» Aim of the task
Are you able to retype all the records below exactly?

» Input records
--- --- ---

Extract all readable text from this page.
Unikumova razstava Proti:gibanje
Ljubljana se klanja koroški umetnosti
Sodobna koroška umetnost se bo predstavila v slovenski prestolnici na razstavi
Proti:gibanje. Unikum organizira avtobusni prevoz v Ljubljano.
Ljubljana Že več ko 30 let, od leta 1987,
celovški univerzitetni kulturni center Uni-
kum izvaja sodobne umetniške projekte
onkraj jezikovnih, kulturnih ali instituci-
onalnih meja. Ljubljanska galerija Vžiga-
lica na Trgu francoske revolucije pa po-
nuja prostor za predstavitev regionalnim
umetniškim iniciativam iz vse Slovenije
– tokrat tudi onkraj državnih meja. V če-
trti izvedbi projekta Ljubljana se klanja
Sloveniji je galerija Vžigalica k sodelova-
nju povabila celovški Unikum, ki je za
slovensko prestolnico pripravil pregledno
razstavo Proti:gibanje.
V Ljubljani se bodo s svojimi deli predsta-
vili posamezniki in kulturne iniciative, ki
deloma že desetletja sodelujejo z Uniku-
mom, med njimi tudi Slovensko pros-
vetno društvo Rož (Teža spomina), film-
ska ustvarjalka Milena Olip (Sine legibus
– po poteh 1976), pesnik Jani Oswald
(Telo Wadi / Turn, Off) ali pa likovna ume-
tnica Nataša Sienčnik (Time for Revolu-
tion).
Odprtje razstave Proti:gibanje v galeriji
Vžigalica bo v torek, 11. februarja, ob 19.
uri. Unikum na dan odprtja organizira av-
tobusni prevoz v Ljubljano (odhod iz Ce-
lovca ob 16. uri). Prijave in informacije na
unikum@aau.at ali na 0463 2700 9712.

--- --- ---

» Answer to the exercise
Extract all readable text from this page.
Unikumova razstava Proti:gibanje
Ljubljana se klanja koroški umetnosti
Sodobna koroška umetnost se bo predstavila v slovenski prestolnici na razstavi
Proti:gibanje. Unikum organizira avtobusni prevoz v Ljubljano.
Ljubljana Že več ko 30 let, od leta 1987,
celovški univerzitetni kulturni center Uni-
kum izvaja sodobne umetniške projekte
onkraj jezikovnih, kulturnih ali instituci-
onalnih meja. Ljubljanska galerija Vžiga-
lica na Trgu francoske revolucije pa po-
nuja prostor za predstavitev regionalnim
umetniškim iniciativam iz vse Slovenije
– tokrat tudi onkraj državnih meja. V če-
trti izvedbi projekta Ljubljana se klanja
Sloveniji je galerija Vžigalica k sodelova-
nju povabila celovški Unikum, ki je za
slovensko prestolnico pripravil pregledno
razstavo Proti:gibanje.
V Ljubljani se bodo s svojimi deli predsta-
vili posamezniki in kulturne iniciative, ki
deloma že desetletja sodelujejo z Uniku-
mom, med njimi tudi Slovensko pros-
vetno društvo Rož (Teža spomina), film-
ska ustvarjalka Milena Olip (Sine legibus
– po poteh 1976), pesnik Jani Oswald
(Telo Wadi / Turn, Off) ali pa likovna ume-
tnica Nataša Sienčnik (Time for Revolu-
tion).
Odprtje razstave Proti:gibanje v galeriji
Vžigalica bo v torek, 11. februarja, ob 19.
uri. Unikum na dan odprtja organizira av-
tobusni prevoz v Ljubljano (odhod iz Ce-
lovca ob 16. uri). Prijave in informacije na
unikum@aau.at ali na 0463 2700 9712.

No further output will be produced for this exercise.